** Start Records shown **

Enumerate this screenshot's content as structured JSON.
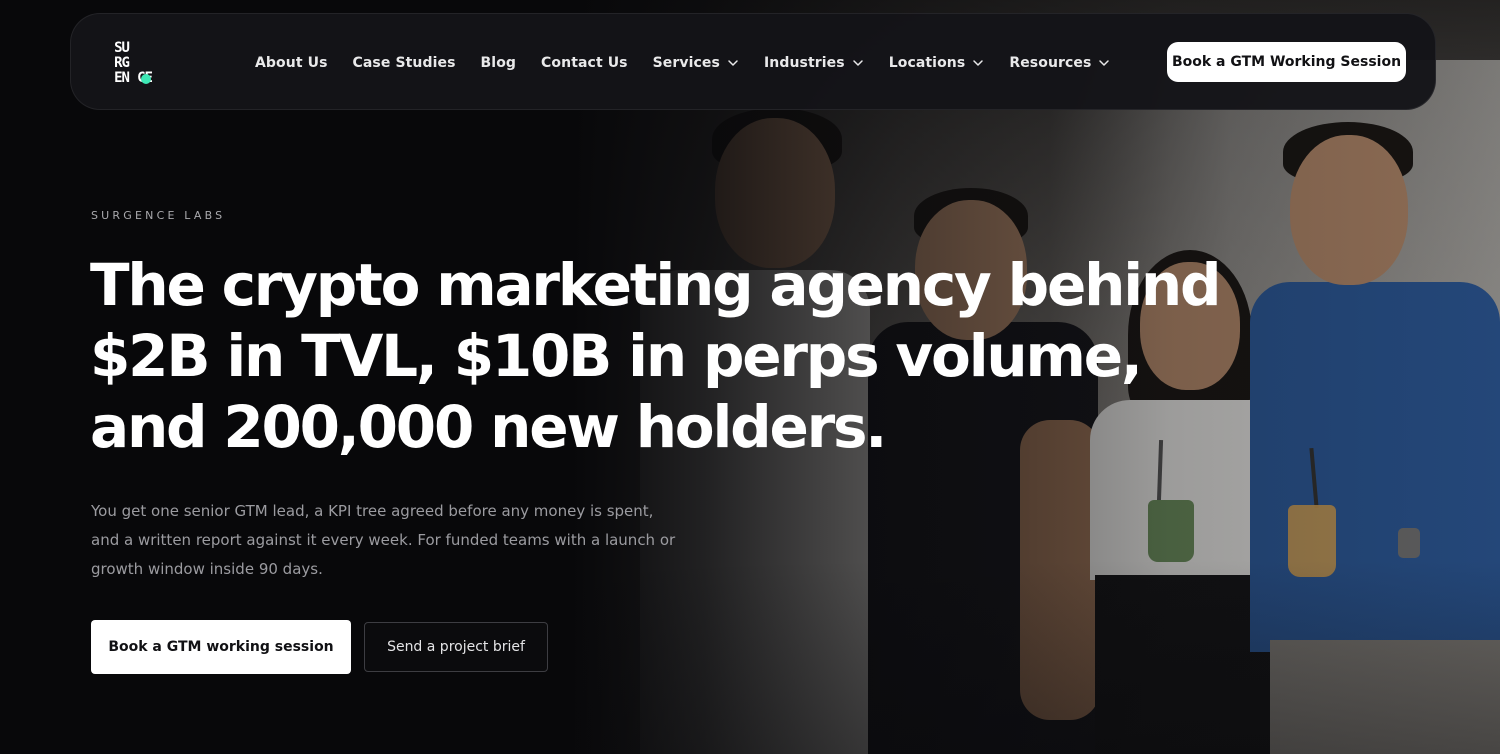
{
  "brand": {
    "logo_letters": [
      "SU",
      "RG",
      "EN",
      "CE",
      "",
      ""
    ],
    "accent_color": "#3ee8b5"
  },
  "nav": {
    "items": [
      {
        "label": "About Us",
        "has_dropdown": false
      },
      {
        "label": "Case Studies",
        "has_dropdown": false
      },
      {
        "label": "Blog",
        "has_dropdown": false
      },
      {
        "label": "Contact Us",
        "has_dropdown": false
      },
      {
        "label": "Services",
        "has_dropdown": true
      },
      {
        "label": "Industries",
        "has_dropdown": true
      },
      {
        "label": "Locations",
        "has_dropdown": true
      },
      {
        "label": "Resources",
        "has_dropdown": true
      }
    ],
    "cta_label": "Book a GTM Working Session",
    "chevron_icon": "chevron-down-icon"
  },
  "hero": {
    "eyebrow": "SURGENCE LABS",
    "headline_line1": "The crypto marketing agency behind",
    "headline_line2": "$2B in TVL, $10B in perps volume,",
    "headline_line3": "and 200,000 new holders.",
    "subtext": "You get one senior GTM lead, a KPI tree agreed before any money is spent, and a written report against it every week. For funded teams with a launch or growth window inside 90 days.",
    "primary_button": "Book a GTM working session",
    "secondary_button": "Send a project brief"
  },
  "colors": {
    "background": "#09090b",
    "navbar": "#141418",
    "text_primary": "#ffffff",
    "text_muted": "#9b9ba0"
  }
}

** End Records shown **

What to produce =>
Repeat the data in full and exactly. Omit pictures.

Written answer =>
Enumerate this screenshot's content as structured JSON.
{
  "brand": {
    "logo_letters": [
      "SU",
      "RG",
      "EN",
      "CE",
      "",
      ""
    ],
    "accent_color": "#3ee8b5"
  },
  "nav": {
    "items": [
      {
        "label": "About Us",
        "has_dropdown": false
      },
      {
        "label": "Case Studies",
        "has_dropdown": false
      },
      {
        "label": "Blog",
        "has_dropdown": false
      },
      {
        "label": "Contact Us",
        "has_dropdown": false
      },
      {
        "label": "Services",
        "has_dropdown": true
      },
      {
        "label": "Industries",
        "has_dropdown": true
      },
      {
        "label": "Locations",
        "has_dropdown": true
      },
      {
        "label": "Resources",
        "has_dropdown": true
      }
    ],
    "cta_label": "Book a GTM Working Session",
    "chevron_icon": "chevron-down-icon"
  },
  "hero": {
    "eyebrow": "SURGENCE LABS",
    "headline_line1": "The crypto marketing agency behind",
    "headline_line2": "$2B in TVL, $10B in perps volume,",
    "headline_line3": "and 200,000 new holders.",
    "subtext": "You get one senior GTM lead, a KPI tree agreed before any money is spent, and a written report against it every week. For funded teams with a launch or growth window inside 90 days.",
    "primary_button": "Book a GTM working session",
    "secondary_button": "Send a project brief"
  },
  "colors": {
    "background": "#09090b",
    "navbar": "#141418",
    "text_primary": "#ffffff",
    "text_muted": "#9b9ba0"
  }
}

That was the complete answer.